— Begin —

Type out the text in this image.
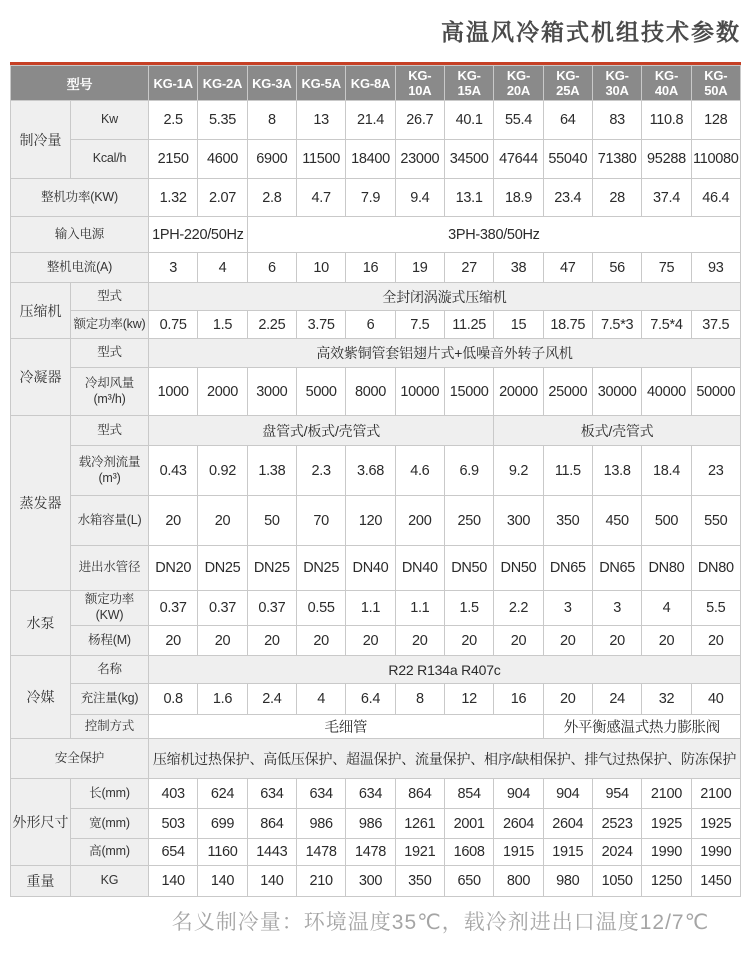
高温风冷箱式机组技术参数
型号		KG-1A	KG-2A	KG-3A	KG-5A	KG-8A	KG-10A	KG-15A	KG-20A	KG-25A	KG-30A	KG-40A	KG-50A
制冷量	Kw	2.5	5.35	8	13	21.4	26.7	40.1	55.4	64	83	110.8	128
	Kcal/h	2150	4600	6900	11500	18400	23000	34500	47644	55040	71380	95288	110080
整机功率(KW)		1.32	2.07	2.8	4.7	7.9	9.4	13.1	18.9	23.4	28	37.4	46.4
输入电源		1PH-220/50Hz		3PH-380/50Hz									
整机电流(A)		3	4	6	10	16	19	27	38	47	56	75	93
压缩机	型式	全封闭涡漩式压缩机											
	额定功率(kw)	0.75	1.5	2.25	3.75	6	7.5	11.25	15	18.75	7.5*3	7.5*4	37.5
冷凝器	型式	高效紫铜管套铝翅片式+低噪音外转子风机											
	冷却风量(m³/h)	1000	2000	3000	5000	8000	10000	15000	20000	25000	30000	40000	50000
蒸发器	型式	盘管式/板式/壳管式							板式/壳管式				
	载冷剂流量(m³)	0.43	0.92	1.38	2.3	3.68	4.6	6.9	9.2	11.5	13.8	18.4	23
	水箱容量(L)	20	20	50	70	120	200	250	300	350	450	500	550
	进出水管径	DN20	DN25	DN25	DN25	DN40	DN40	DN50	DN50	DN65	DN65	DN80	DN80
水泵	额定功率(KW)	0.37	0.37	0.37	0.55	1.1	1.1	1.5	2.2	3	3	4	5.5
	杨程(M)	20	20	20	20	20	20	20	20	20	20	20	20
冷媒	名称	R22 R134a R407c											
	充注量(kg)	0.8	1.6	2.4	4	6.4	8	12	16	20	24	32	40
	控制方式	毛细管								外平衡感温式热力膨胀阀			
安全保护		压缩机过热保护、高低压保护、超温保护、流量保护、相序/缺相保护、排气过热保护、防冻保护											
外形尺寸	长(mm)	403	624	634	634	634	864	854	904	904	954	2100	2100
	宽(mm)	503	699	864	986	986	1261	2001	2604	2604	2523	1925	1925
	高(mm)	654	1160	1443	1478	1478	1921	1608	1915	1915	2024	1990	1990
重量	KG	140	140	140	210	300	350	650	800	980	1050	1250	1450
名义制冷量：环境温度35℃，载冷剂进出口温度12/7℃
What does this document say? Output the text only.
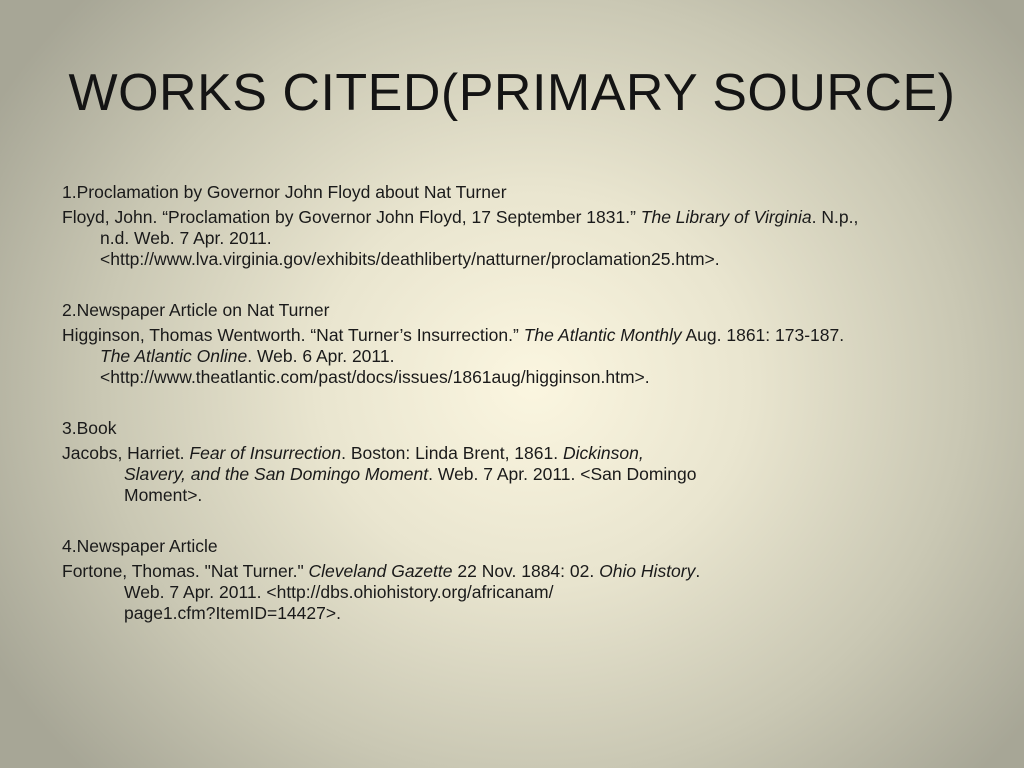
WORKS CITED(PRIMARY SOURCE)
1.Proclamation by Governor John Floyd about Nat Turner
Floyd, John. “Proclamation by Governor John Floyd, 17 September 1831.” The Library of Virginia. N.p.,
n.d. Web. 7 Apr. 2011.
<http://www.lva.virginia.gov/exhibits/deathliberty/natturner/proclamation25.htm>.
2.Newspaper Article on Nat Turner
Higginson, Thomas Wentworth. “Nat Turner’s Insurrection.” The Atlantic Monthly Aug. 1861: 173-187.
The Atlantic Online. Web. 6 Apr. 2011.
<http://www.theatlantic.com/past/docs/issues/1861aug/higginson.htm>.
3.Book
Jacobs, Harriet. Fear of Insurrection. Boston: Linda Brent, 1861. Dickinson,
Slavery, and the San Domingo Moment. Web. 7 Apr. 2011. <San Domingo
Moment>.
4.Newspaper Article
Fortone, Thomas. "Nat Turner." Cleveland Gazette 22 Nov. 1884: 02. Ohio History.
Web. 7 Apr. 2011. <http://dbs.ohiohistory.org/africanam/
page1.cfm?ItemID=14427>.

— End —

THE REQUEST: Reproduce every record above exactly, but leave out the pictures.

FINAL RESULT:
Type out the text in this image.
高温风冷箱式机组技术参数
型号		KG-1A	KG-2A	KG-3A	KG-5A	KG-8A	KG-10A	KG-15A	KG-20A	KG-25A	KG-30A	KG-40A	KG-50A
制冷量	Kw	2.5	5.35	8	13	21.4	26.7	40.1	55.4	64	83	110.8	128
	Kcal/h	2150	4600	6900	11500	18400	23000	34500	47644	55040	71380	95288	110080
整机功率(KW)		1.32	2.07	2.8	4.7	7.9	9.4	13.1	18.9	23.4	28	37.4	46.4
输入电源		1PH-220/50Hz		3PH-380/50Hz									
整机电流(A)		3	4	6	10	16	19	27	38	47	56	75	93
压缩机	型式	全封闭涡漩式压缩机											
	额定功率(kw)	0.75	1.5	2.25	3.75	6	7.5	11.25	15	18.75	7.5*3	7.5*4	37.5
冷凝器	型式	高效紫铜管套铝翅片式+低噪音外转子风机											
	冷却风量(m³/h)	1000	2000	3000	5000	8000	10000	15000	20000	25000	30000	40000	50000
蒸发器	型式	盘管式/板式/壳管式							板式/壳管式				
	载冷剂流量(m³)	0.43	0.92	1.38	2.3	3.68	4.6	6.9	9.2	11.5	13.8	18.4	23
	水箱容量(L)	20	20	50	70	120	200	250	300	350	450	500	550
	进出水管径	DN20	DN25	DN25	DN25	DN40	DN40	DN50	DN50	DN65	DN65	DN80	DN80
水泵	额定功率(KW)	0.37	0.37	0.37	0.55	1.1	1.1	1.5	2.2	3	3	4	5.5
	杨程(M)	20	20	20	20	20	20	20	20	20	20	20	20
冷媒	名称	R22 R134a R407c											
	充注量(kg)	0.8	1.6	2.4	4	6.4	8	12	16	20	24	32	40
	控制方式	毛细管								外平衡感温式热力膨胀阀			
安全保护		压缩机过热保护、高低压保护、超温保护、流量保护、相序/缺相保护、排气过热保护、防冻保护											
外形尺寸	长(mm)	403	624	634	634	634	864	854	904	904	954	2100	2100
	宽(mm)	503	699	864	986	986	1261	2001	2604	2604	2523	1925	1925
	高(mm)	654	1160	1443	1478	1478	1921	1608	1915	1915	2024	1990	1990
重量	KG	140	140	140	210	300	350	650	800	980	1050	1250	1450
名义制冷量：环境温度35℃，载冷剂进出口温度12/7℃
What does this document say? Output the text only.
WORKS CITED(PRIMARY SOURCE)
1.Proclamation by Governor John Floyd about Nat Turner
Floyd, John. “Proclamation by Governor John Floyd, 17 September 1831.” The Library of Virginia. N.p.,
n.d. Web. 7 Apr. 2011.
<http://www.lva.virginia.gov/exhibits/deathliberty/natturner/proclamation25.htm>.
2.Newspaper Article on Nat Turner
Higginson, Thomas Wentworth. “Nat Turner’s Insurrection.” The Atlantic Monthly Aug. 1861: 173-187.
The Atlantic Online. Web. 6 Apr. 2011.
<http://www.theatlantic.com/past/docs/issues/1861aug/higginson.htm>.
3.Book
Jacobs, Harriet. Fear of Insurrection. Boston: Linda Brent, 1861. Dickinson,
Slavery, and the San Domingo Moment. Web. 7 Apr. 2011. <San Domingo
Moment>.
4.Newspaper Article
Fortone, Thomas. "Nat Turner." Cleveland Gazette 22 Nov. 1884: 02. Ohio History.
Web. 7 Apr. 2011. <http://dbs.ohiohistory.org/africanam/
page1.cfm?ItemID=14427>.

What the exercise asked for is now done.